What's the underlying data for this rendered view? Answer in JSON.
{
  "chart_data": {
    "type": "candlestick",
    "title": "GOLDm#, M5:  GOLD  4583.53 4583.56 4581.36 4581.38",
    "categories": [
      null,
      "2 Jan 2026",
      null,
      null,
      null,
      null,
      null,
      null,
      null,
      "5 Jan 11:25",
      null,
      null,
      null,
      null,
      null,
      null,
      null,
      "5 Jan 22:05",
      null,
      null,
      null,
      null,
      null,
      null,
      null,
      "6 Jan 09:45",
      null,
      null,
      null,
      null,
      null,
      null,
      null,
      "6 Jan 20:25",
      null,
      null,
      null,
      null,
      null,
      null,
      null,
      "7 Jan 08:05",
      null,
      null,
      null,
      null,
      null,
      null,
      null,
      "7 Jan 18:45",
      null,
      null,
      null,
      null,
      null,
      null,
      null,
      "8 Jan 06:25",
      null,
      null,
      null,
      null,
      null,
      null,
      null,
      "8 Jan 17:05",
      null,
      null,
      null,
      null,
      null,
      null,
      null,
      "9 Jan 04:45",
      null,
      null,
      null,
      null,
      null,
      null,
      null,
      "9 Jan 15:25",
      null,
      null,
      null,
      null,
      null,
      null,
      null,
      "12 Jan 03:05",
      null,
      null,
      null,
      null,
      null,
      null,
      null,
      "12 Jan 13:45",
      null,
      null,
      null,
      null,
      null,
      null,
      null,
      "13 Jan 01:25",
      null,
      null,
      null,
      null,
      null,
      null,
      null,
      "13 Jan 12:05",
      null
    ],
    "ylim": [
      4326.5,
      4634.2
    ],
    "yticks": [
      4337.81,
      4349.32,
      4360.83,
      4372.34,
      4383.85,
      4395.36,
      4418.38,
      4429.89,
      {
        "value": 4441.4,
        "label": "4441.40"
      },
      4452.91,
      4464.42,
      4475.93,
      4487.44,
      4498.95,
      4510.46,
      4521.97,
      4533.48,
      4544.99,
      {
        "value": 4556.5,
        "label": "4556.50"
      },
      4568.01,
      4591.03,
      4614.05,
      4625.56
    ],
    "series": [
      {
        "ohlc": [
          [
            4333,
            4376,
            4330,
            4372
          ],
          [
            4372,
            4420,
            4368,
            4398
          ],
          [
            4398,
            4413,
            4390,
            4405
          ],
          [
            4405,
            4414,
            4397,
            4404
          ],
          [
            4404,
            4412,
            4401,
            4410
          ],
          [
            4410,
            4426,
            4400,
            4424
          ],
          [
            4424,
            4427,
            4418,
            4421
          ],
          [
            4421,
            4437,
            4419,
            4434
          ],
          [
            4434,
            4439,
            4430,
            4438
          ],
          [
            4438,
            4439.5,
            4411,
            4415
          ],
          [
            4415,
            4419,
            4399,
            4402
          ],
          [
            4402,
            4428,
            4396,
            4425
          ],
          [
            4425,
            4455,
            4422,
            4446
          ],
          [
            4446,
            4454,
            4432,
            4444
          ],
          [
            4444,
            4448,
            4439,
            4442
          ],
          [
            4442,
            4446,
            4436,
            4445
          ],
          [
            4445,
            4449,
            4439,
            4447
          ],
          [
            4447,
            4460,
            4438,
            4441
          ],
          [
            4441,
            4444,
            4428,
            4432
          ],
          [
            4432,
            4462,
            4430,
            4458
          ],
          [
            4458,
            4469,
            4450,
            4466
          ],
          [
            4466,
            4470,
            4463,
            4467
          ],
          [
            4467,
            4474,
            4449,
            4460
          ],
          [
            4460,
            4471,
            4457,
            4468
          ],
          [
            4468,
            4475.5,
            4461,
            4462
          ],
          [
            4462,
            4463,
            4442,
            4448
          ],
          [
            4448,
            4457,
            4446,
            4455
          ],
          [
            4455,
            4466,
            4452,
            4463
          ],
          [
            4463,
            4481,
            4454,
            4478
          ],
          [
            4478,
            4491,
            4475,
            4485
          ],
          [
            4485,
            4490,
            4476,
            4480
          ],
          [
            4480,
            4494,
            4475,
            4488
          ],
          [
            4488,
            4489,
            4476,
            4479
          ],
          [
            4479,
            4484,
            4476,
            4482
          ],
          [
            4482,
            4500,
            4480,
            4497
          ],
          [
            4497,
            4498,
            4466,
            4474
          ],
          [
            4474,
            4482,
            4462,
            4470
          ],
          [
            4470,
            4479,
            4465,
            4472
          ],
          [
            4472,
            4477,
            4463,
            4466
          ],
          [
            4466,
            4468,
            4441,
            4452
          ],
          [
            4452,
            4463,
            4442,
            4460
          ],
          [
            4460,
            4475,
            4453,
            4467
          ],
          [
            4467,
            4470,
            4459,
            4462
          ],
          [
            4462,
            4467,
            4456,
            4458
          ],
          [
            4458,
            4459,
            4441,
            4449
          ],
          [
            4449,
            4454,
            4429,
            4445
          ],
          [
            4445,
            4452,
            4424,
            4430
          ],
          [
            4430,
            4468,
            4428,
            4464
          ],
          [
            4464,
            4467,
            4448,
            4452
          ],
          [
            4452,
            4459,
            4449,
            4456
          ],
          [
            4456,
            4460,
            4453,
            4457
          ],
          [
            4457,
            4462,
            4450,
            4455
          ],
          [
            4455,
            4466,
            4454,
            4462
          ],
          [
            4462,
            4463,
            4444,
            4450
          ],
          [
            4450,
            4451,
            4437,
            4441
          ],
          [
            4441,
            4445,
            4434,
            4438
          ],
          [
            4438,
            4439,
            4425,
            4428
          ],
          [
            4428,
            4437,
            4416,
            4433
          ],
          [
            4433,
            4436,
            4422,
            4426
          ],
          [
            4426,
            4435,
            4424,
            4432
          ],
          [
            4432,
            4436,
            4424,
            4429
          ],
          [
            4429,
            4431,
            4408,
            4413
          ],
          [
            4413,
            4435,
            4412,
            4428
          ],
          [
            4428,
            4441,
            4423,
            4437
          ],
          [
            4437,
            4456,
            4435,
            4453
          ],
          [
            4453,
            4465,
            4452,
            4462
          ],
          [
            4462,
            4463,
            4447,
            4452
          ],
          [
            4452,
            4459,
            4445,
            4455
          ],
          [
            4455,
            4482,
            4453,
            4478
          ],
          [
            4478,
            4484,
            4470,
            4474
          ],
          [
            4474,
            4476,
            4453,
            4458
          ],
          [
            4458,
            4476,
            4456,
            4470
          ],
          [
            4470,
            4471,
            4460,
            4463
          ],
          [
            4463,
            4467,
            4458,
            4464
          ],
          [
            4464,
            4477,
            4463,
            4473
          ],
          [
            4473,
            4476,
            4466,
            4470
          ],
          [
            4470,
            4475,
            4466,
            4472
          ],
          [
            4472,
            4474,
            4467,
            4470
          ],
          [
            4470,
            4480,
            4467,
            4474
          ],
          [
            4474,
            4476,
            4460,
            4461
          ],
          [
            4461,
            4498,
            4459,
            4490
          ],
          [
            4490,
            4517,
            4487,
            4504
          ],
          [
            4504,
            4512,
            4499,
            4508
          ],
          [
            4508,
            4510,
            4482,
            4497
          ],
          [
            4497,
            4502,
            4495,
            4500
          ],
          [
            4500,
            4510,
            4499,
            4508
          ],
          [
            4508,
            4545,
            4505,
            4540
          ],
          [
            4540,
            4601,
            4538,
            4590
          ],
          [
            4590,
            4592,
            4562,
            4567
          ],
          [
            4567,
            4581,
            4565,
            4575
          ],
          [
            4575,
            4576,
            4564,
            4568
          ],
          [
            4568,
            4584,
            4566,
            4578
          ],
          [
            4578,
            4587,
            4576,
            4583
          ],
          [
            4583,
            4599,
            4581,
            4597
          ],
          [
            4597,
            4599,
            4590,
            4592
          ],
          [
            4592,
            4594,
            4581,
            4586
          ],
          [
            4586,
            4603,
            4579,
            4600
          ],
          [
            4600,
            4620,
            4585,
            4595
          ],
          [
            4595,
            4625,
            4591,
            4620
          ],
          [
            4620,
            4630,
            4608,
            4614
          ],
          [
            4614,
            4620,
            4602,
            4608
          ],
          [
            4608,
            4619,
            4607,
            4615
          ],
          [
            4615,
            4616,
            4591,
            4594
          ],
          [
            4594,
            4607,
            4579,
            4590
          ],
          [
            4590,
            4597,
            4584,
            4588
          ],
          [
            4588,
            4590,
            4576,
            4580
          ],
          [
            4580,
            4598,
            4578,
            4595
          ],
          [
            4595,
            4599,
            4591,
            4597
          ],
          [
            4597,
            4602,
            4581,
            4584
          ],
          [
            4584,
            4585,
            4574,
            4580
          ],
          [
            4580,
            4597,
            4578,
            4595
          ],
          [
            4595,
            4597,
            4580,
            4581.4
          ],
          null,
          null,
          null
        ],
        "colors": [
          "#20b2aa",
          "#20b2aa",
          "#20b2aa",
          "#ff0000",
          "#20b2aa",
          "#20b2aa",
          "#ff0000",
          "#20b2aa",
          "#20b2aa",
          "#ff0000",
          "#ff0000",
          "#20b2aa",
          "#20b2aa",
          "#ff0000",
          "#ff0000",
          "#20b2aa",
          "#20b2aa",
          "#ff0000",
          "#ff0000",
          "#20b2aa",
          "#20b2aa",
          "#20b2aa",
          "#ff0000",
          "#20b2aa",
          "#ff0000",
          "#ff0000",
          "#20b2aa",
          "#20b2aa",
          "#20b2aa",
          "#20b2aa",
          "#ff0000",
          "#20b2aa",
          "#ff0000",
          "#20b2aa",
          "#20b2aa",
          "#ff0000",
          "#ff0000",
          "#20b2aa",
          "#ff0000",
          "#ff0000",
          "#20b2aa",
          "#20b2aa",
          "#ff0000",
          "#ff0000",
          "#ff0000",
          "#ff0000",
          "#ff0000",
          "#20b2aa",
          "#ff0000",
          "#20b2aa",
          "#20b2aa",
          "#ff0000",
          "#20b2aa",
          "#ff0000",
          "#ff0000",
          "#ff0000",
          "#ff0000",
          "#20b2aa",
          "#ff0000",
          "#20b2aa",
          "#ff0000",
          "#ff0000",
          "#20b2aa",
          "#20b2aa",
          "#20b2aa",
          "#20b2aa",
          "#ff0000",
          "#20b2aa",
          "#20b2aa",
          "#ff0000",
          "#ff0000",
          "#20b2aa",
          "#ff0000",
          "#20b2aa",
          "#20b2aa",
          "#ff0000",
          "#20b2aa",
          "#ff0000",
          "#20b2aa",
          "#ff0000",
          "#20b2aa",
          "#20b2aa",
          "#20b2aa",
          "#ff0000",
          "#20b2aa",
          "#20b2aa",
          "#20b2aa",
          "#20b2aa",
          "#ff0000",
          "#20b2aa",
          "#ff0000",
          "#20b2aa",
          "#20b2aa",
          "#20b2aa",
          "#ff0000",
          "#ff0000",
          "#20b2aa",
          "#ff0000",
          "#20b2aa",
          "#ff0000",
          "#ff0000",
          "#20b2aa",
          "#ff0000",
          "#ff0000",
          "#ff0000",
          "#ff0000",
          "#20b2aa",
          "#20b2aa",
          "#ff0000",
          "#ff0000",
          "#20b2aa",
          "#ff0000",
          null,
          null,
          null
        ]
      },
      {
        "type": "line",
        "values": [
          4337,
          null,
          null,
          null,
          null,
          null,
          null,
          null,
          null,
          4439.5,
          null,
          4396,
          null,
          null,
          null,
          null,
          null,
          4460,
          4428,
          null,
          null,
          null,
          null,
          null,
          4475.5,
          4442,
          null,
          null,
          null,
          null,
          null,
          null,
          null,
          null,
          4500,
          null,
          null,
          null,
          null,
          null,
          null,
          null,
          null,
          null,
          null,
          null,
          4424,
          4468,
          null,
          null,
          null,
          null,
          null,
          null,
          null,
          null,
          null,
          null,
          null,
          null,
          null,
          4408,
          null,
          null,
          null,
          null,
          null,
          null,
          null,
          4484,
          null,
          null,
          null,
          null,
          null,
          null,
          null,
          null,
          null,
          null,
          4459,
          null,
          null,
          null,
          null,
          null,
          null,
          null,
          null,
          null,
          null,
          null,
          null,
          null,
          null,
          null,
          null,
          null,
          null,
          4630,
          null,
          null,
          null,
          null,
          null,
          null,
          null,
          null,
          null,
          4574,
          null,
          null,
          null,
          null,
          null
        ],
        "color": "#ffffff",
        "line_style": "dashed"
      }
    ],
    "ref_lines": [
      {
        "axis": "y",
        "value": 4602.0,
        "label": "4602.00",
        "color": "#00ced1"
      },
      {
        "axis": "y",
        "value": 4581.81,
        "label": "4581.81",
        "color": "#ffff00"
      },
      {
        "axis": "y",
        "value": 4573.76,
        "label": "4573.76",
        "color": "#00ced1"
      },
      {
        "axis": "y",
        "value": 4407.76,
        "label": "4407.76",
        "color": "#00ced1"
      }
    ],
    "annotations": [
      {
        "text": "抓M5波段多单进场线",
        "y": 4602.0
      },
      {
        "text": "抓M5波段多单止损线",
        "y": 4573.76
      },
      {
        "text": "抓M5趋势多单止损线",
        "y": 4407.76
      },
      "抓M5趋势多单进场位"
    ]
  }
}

...

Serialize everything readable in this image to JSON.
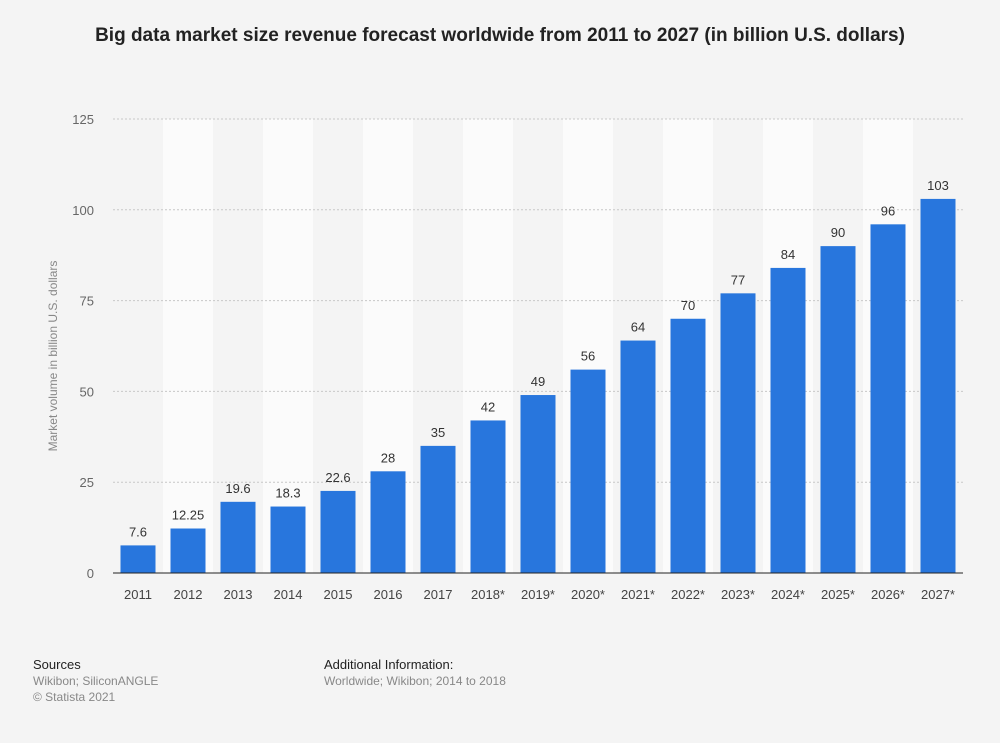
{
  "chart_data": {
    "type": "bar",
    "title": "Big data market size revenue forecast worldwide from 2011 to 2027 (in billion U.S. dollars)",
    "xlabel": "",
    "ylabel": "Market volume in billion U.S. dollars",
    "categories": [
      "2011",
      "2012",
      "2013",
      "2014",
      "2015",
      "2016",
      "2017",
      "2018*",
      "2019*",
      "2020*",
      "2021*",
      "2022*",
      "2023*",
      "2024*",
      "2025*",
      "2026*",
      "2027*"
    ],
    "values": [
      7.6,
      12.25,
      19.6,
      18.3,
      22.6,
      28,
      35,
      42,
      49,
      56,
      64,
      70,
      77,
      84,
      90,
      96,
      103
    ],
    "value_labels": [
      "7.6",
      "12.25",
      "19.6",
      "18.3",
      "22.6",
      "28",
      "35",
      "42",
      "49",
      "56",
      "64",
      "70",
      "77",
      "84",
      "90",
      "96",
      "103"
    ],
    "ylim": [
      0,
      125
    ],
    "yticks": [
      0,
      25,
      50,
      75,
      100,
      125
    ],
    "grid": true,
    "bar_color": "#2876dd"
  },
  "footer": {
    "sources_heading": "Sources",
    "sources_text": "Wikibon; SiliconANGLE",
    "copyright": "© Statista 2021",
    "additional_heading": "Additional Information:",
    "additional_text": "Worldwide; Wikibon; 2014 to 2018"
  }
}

---

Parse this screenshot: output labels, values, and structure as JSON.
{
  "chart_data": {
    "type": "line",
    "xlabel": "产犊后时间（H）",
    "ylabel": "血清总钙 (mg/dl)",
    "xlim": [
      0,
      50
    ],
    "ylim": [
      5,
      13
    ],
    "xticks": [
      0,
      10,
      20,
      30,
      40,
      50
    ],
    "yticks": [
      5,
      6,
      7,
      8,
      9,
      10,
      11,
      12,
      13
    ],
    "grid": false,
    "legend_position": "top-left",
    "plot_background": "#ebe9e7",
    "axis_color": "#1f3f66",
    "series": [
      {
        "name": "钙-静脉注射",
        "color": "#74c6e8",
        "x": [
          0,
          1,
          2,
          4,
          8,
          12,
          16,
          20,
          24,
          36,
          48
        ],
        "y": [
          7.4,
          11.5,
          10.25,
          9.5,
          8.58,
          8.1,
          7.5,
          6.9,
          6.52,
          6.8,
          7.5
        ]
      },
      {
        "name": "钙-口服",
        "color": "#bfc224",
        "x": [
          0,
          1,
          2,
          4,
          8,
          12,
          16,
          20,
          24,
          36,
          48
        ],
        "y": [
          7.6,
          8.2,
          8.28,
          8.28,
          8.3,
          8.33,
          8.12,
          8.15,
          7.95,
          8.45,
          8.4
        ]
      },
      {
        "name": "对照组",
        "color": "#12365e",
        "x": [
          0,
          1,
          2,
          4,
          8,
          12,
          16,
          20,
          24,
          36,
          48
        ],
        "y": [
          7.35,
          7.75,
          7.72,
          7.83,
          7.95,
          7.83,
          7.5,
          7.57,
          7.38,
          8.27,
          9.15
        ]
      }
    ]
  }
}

PROMPT: List every line above that holds the word "this".

TASK ANSWER:
What's the underlying data for this rendered view? Answer in JSON.
Serialize everything readable in this image to JSON.
Parse this screenshot: output labels, values, and structure as JSON.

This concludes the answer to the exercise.